**Required work**
Please transcribe the records precisely; pictures stay out of your copy.

Collection entries
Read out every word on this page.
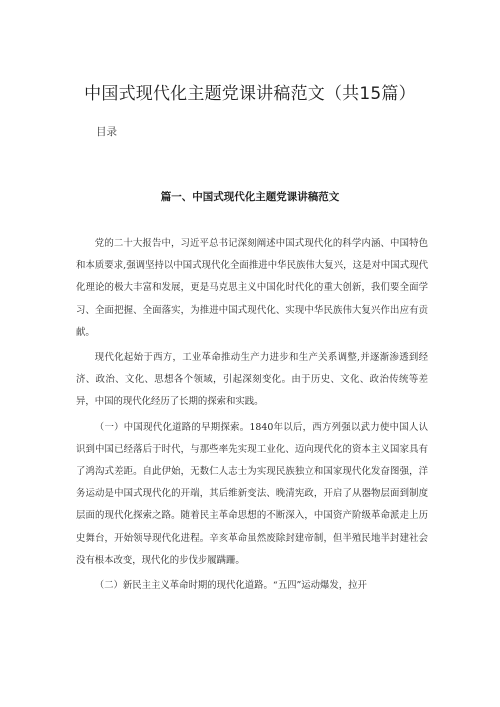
中国式现代化主题党课讲稿范文（共15篇）
目录
篇一、中国式现代化主题党课讲稿范文

党的二十大报告中，习近平总书记深刻阐述中国式现代化的科学内涵、中国特色和本质要求,强调坚持以中国式现代化全面推进中华民族伟大复兴，这是对中国式现代化理论的极大丰富和发展，更是马克思主义中国化时代化的重大创新，我们要全面学习、全面把握、全面落实，为推进中国式现代化、实现中华民族伟大复兴作出应有贡献。

现代化起始于西方，工业革命推动生产力进步和生产关系调整,并逐渐渗透到经济、政治、文化、思想各个领域，引起深刻变化。由于历史、文化、政治传统等差异，中国的现代化经历了长期的探索和实践。

（一）中国现代化道路的早期探索。1840年以后，西方列强以武力使中国人认识到中国已经落后于时代，与那些率先实现工业化、迈向现代化的资本主义国家具有了鸿沟式差距。自此伊始，无数仁人志士为实现民族独立和国家现代化发奋图强，洋务运动是中国式现代化的开端，其后维新变法、晚清宪政，开启了从器物层面到制度层面的现代化探索之路。随着民主革命思想的不断深入，中国资产阶级革命派走上历史舞台，开始领导现代化进程。辛亥革命虽然废除封建帝制，但半殖民地半封建社会没有根本改变，现代化的步伐步履蹒跚。

（二）新民主主义革命时期的现代化道路。“五四”运动爆发，拉开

**Written response**
Read out every word on this page.
中国式现代化主题党课讲稿范文（共15篇）
目录
篇一、中国式现代化主题党课讲稿范文

党的二十大报告中，习近平总书记深刻阐述中国式现代化的科学内涵、中国特色和本质要求,强调坚持以中国式现代化全面推进中华民族伟大复兴，这是对中国式现代化理论的极大丰富和发展，更是马克思主义中国化时代化的重大创新，我们要全面学习、全面把握、全面落实，为推进中国式现代化、实现中华民族伟大复兴作出应有贡献。

现代化起始于西方，工业革命推动生产力进步和生产关系调整,并逐渐渗透到经济、政治、文化、思想各个领域，引起深刻变化。由于历史、文化、政治传统等差异，中国的现代化经历了长期的探索和实践。

（一）中国现代化道路的早期探索。1840年以后，西方列强以武力使中国人认识到中国已经落后于时代，与那些率先实现工业化、迈向现代化的资本主义国家具有了鸿沟式差距。自此伊始，无数仁人志士为实现民族独立和国家现代化发奋图强，洋务运动是中国式现代化的开端，其后维新变法、晚清宪政，开启了从器物层面到制度层面的现代化探索之路。随着民主革命思想的不断深入，中国资产阶级革命派走上历史舞台，开始领导现代化进程。辛亥革命虽然废除封建帝制，但半殖民地半封建社会没有根本改变，现代化的步伐步履蹒跚。

（二）新民主主义革命时期的现代化道路。“五四”运动爆发，拉开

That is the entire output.